Stated exercise:
Quote the records beneath, complete and exact. Leave out images.

Record list:
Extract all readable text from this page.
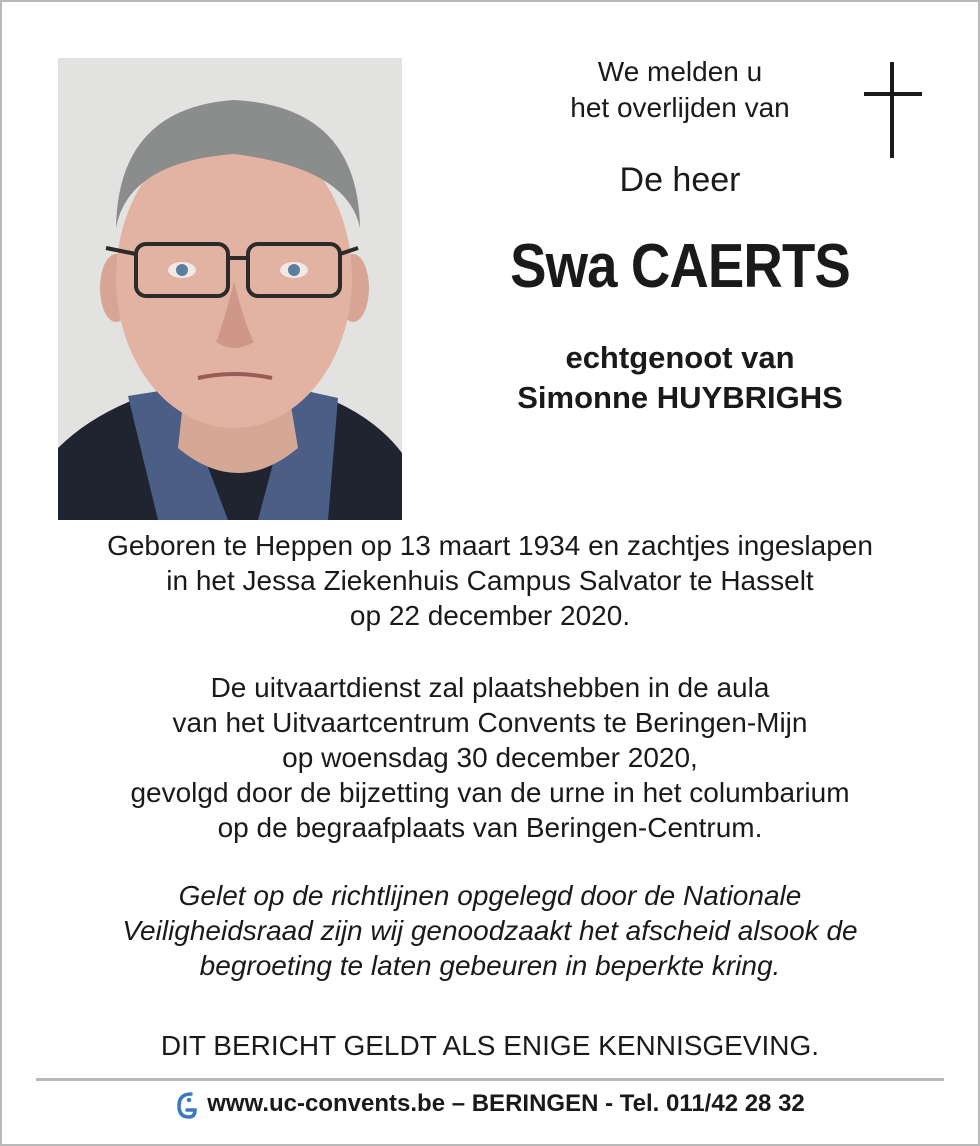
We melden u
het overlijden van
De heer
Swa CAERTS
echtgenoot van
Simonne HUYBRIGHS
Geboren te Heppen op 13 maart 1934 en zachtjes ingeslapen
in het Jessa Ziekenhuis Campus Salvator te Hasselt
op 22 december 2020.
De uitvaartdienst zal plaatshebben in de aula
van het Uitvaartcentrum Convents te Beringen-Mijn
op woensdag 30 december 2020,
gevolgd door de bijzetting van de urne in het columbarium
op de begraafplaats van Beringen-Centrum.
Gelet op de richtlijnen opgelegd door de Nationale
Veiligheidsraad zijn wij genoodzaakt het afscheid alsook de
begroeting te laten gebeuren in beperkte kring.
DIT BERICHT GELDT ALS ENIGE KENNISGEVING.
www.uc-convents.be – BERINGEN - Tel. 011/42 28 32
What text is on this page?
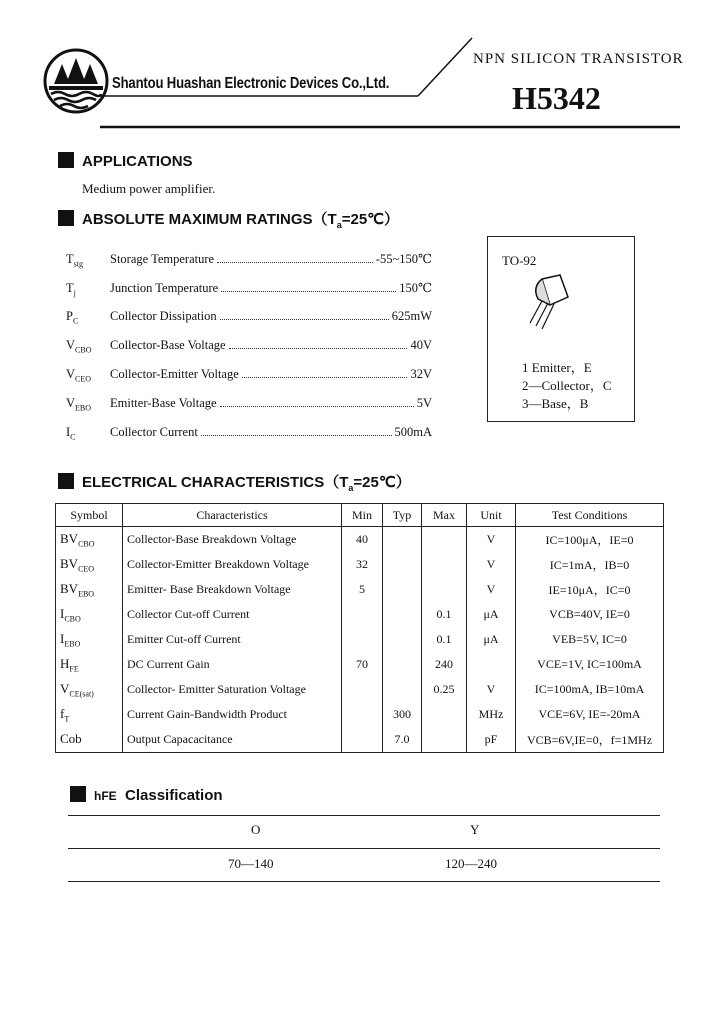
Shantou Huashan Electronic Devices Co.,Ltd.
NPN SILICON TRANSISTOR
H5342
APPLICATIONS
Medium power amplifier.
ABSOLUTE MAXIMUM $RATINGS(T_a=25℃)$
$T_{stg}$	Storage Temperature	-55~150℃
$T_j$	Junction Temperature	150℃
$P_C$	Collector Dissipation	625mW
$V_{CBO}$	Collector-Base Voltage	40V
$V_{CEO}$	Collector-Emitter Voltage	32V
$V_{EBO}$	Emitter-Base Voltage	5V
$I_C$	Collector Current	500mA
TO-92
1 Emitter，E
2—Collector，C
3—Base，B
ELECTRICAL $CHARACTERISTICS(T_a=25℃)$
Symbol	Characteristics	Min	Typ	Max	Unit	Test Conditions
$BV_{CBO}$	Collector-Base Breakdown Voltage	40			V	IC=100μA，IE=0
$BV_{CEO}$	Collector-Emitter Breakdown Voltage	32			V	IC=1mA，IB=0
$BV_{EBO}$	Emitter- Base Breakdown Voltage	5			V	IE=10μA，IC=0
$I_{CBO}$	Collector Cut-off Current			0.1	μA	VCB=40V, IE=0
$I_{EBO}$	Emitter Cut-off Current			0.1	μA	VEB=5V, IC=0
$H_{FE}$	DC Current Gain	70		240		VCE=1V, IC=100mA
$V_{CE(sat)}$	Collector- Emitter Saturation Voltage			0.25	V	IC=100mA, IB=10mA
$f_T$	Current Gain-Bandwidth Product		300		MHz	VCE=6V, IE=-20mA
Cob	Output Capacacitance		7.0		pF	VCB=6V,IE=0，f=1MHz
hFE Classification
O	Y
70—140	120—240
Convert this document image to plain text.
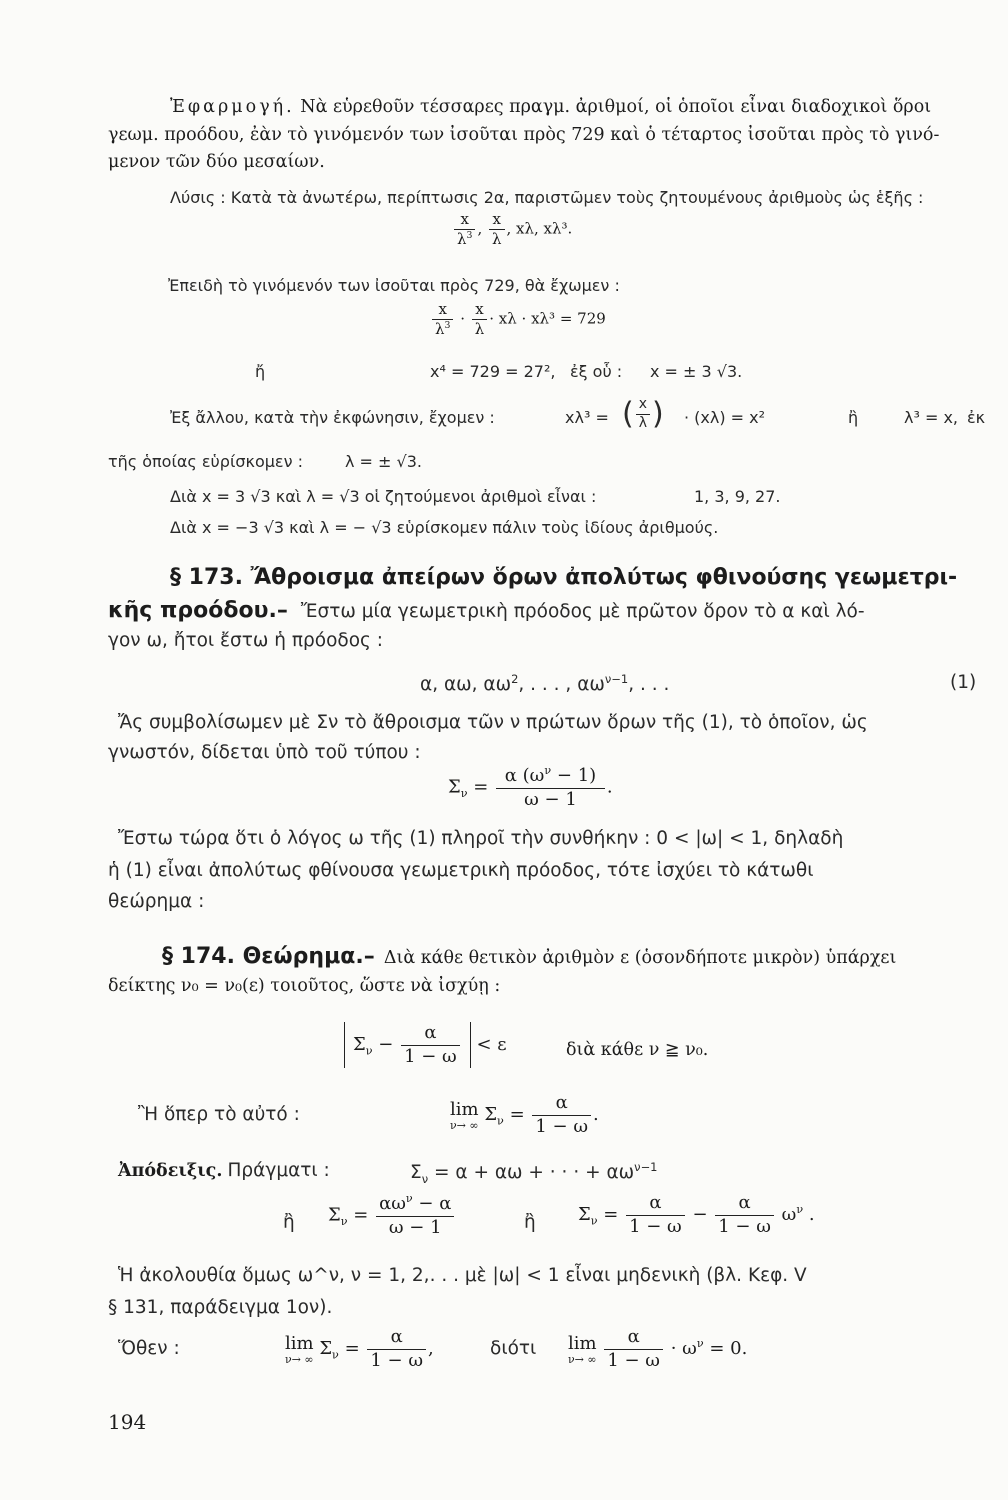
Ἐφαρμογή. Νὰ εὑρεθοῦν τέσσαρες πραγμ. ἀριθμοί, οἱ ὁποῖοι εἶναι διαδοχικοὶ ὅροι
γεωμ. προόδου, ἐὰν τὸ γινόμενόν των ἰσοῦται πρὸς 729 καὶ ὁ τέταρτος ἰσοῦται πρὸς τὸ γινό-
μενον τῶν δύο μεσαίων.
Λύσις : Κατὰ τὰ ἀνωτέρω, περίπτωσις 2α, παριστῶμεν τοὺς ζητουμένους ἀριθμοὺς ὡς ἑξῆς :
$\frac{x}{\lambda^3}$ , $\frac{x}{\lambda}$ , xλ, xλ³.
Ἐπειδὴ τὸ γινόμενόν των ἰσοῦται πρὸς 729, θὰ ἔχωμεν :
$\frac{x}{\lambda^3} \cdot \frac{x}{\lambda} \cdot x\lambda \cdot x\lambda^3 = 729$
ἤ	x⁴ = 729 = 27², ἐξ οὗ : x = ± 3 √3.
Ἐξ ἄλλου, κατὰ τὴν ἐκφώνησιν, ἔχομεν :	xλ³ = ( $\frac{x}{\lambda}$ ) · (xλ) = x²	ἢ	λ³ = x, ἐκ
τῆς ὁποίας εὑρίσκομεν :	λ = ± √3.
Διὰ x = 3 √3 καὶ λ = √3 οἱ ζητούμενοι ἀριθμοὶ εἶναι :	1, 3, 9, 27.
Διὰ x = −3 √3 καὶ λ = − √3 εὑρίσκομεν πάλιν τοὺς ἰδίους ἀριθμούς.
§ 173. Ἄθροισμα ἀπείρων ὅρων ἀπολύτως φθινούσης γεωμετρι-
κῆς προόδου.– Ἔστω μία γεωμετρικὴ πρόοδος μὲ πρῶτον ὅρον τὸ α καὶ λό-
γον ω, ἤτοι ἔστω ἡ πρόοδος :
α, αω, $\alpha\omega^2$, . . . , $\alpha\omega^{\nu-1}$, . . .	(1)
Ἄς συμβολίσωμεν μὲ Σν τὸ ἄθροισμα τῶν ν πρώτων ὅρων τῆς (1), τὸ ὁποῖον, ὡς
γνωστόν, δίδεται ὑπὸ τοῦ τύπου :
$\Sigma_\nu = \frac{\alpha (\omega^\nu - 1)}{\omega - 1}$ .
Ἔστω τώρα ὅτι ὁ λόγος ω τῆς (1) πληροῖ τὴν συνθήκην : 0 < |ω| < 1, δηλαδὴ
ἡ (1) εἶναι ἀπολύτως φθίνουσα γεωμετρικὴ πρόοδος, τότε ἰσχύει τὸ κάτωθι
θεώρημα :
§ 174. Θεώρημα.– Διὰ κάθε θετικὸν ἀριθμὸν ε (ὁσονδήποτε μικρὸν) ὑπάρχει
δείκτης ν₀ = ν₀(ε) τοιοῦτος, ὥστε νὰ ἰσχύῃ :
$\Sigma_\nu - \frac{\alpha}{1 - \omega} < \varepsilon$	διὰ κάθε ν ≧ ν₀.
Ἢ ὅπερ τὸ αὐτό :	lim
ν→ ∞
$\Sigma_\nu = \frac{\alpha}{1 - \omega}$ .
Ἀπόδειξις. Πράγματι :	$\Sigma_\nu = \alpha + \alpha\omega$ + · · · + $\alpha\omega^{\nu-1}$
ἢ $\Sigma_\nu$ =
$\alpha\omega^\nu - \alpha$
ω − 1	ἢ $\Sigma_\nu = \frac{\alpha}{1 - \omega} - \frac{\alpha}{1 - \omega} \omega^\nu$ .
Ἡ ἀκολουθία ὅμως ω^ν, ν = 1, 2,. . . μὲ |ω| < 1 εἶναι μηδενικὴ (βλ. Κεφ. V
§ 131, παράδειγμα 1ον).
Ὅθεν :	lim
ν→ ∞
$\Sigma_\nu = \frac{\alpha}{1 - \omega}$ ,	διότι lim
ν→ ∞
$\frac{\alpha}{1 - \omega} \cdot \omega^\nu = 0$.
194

Task result:
Extract all readable text from this page.
We melden u
het overlijden van
De heer
Swa CAERTS
echtgenoot van
Simonne HUYBRIGHS
Geboren te Heppen op 13 maart 1934 en zachtjes ingeslapen
in het Jessa Ziekenhuis Campus Salvator te Hasselt
op 22 december 2020.
De uitvaartdienst zal plaatshebben in de aula
van het Uitvaartcentrum Convents te Beringen-Mijn
op woensdag 30 december 2020,
gevolgd door de bijzetting van de urne in het columbarium
op de begraafplaats van Beringen-Centrum.
Gelet op de richtlijnen opgelegd door de Nationale
Veiligheidsraad zijn wij genoodzaakt het afscheid alsook de
begroeting te laten gebeuren in beperkte kring.
DIT BERICHT GELDT ALS ENIGE KENNISGEVING.
www.uc-convents.be – BERINGEN - Tel. 011/42 28 32
What text is on this page?
Shantou Huashan Electronic Devices Co.,Ltd.
NPN SILICON TRANSISTOR
H5342
APPLICATIONS
Medium power amplifier.
ABSOLUTE MAXIMUM $RATINGS(T_a=25℃)$
$T_{stg}$	Storage Temperature	-55~150℃
$T_j$	Junction Temperature	150℃
$P_C$	Collector Dissipation	625mW
$V_{CBO}$	Collector-Base Voltage	40V
$V_{CEO}$	Collector-Emitter Voltage	32V
$V_{EBO}$	Emitter-Base Voltage	5V
$I_C$	Collector Current	500mA
TO-92
1 Emitter，E
2—Collector，C
3—Base，B
ELECTRICAL $CHARACTERISTICS(T_a=25℃)$
Symbol	Characteristics	Min	Typ	Max	Unit	Test Conditions
$BV_{CBO}$	Collector-Base Breakdown Voltage	40			V	IC=100μA，IE=0
$BV_{CEO}$	Collector-Emitter Breakdown Voltage	32			V	IC=1mA，IB=0
$BV_{EBO}$	Emitter- Base Breakdown Voltage	5			V	IE=10μA，IC=0
$I_{CBO}$	Collector Cut-off Current			0.1	μA	VCB=40V, IE=0
$I_{EBO}$	Emitter Cut-off Current			0.1	μA	VEB=5V, IC=0
$H_{FE}$	DC Current Gain	70		240		VCE=1V, IC=100mA
$V_{CE(sat)}$	Collector- Emitter Saturation Voltage			0.25	V	IC=100mA, IB=10mA
$f_T$	Current Gain-Bandwidth Product		300		MHz	VCE=6V, IE=-20mA
Cob	Output Capacacitance		7.0		pF	VCB=6V,IE=0，f=1MHz
hFE Classification
O	Y
70—140	120—240
Convert this document image to plain text.
Ἐφαρμογή. Νὰ εὑρεθοῦν τέσσαρες πραγμ. ἀριθμοί, οἱ ὁποῖοι εἶναι διαδοχικοὶ ὅροι
γεωμ. προόδου, ἐὰν τὸ γινόμενόν των ἰσοῦται πρὸς 729 καὶ ὁ τέταρτος ἰσοῦται πρὸς τὸ γινό-
μενον τῶν δύο μεσαίων.
Λύσις : Κατὰ τὰ ἀνωτέρω, περίπτωσις 2α, παριστῶμεν τοὺς ζητουμένους ἀριθμοὺς ὡς ἑξῆς :
$\frac{x}{\lambda^3}$ , $\frac{x}{\lambda}$ , xλ, xλ³.
Ἐπειδὴ τὸ γινόμενόν των ἰσοῦται πρὸς 729, θὰ ἔχωμεν :
$\frac{x}{\lambda^3} \cdot \frac{x}{\lambda} \cdot x\lambda \cdot x\lambda^3 = 729$
ἤ	x⁴ = 729 = 27², ἐξ οὗ : x = ± 3 √3.
Ἐξ ἄλλου, κατὰ τὴν ἐκφώνησιν, ἔχομεν :	xλ³ = ( $\frac{x}{\lambda}$ ) · (xλ) = x²	ἢ	λ³ = x, ἐκ
τῆς ὁποίας εὑρίσκομεν :	λ = ± √3.
Διὰ x = 3 √3 καὶ λ = √3 οἱ ζητούμενοι ἀριθμοὶ εἶναι :	1, 3, 9, 27.
Διὰ x = −3 √3 καὶ λ = − √3 εὑρίσκομεν πάλιν τοὺς ἰδίους ἀριθμούς.
§ 173. Ἄθροισμα ἀπείρων ὅρων ἀπολύτως φθινούσης γεωμετρι-
κῆς προόδου.– Ἔστω μία γεωμετρικὴ πρόοδος μὲ πρῶτον ὅρον τὸ α καὶ λό-
γον ω, ἤτοι ἔστω ἡ πρόοδος :
α, αω, $\alpha\omega^2$, . . . , $\alpha\omega^{\nu-1}$, . . .	(1)
Ἄς συμβολίσωμεν μὲ Σν τὸ ἄθροισμα τῶν ν πρώτων ὅρων τῆς (1), τὸ ὁποῖον, ὡς
γνωστόν, δίδεται ὑπὸ τοῦ τύπου :
$\Sigma_\nu = \frac{\alpha (\omega^\nu - 1)}{\omega - 1}$ .
Ἔστω τώρα ὅτι ὁ λόγος ω τῆς (1) πληροῖ τὴν συνθήκην : 0 < |ω| < 1, δηλαδὴ
ἡ (1) εἶναι ἀπολύτως φθίνουσα γεωμετρικὴ πρόοδος, τότε ἰσχύει τὸ κάτωθι
θεώρημα :
§ 174. Θεώρημα.– Διὰ κάθε θετικὸν ἀριθμὸν ε (ὁσονδήποτε μικρὸν) ὑπάρχει
δείκτης ν₀ = ν₀(ε) τοιοῦτος, ὥστε νὰ ἰσχύῃ :
$\Sigma_\nu - \frac{\alpha}{1 - \omega} < \varepsilon$	διὰ κάθε ν ≧ ν₀.
Ἢ ὅπερ τὸ αὐτό :	lim
ν→ ∞
$\Sigma_\nu = \frac{\alpha}{1 - \omega}$ .
Ἀπόδειξις. Πράγματι :	$\Sigma_\nu = \alpha + \alpha\omega$ + · · · + $\alpha\omega^{\nu-1}$
ἢ $\Sigma_\nu$ =
$\alpha\omega^\nu - \alpha$
ω − 1	ἢ $\Sigma_\nu = \frac{\alpha}{1 - \omega} - \frac{\alpha}{1 - \omega} \omega^\nu$ .
Ἡ ἀκολουθία ὅμως ω^ν, ν = 1, 2,. . . μὲ |ω| < 1 εἶναι μηδενικὴ (βλ. Κεφ. V
§ 131, παράδειγμα 1ον).
Ὅθεν :	lim
ν→ ∞
$\Sigma_\nu = \frac{\alpha}{1 - \omega}$ ,	διότι lim
ν→ ∞
$\frac{\alpha}{1 - \omega} \cdot \omega^\nu = 0$.
194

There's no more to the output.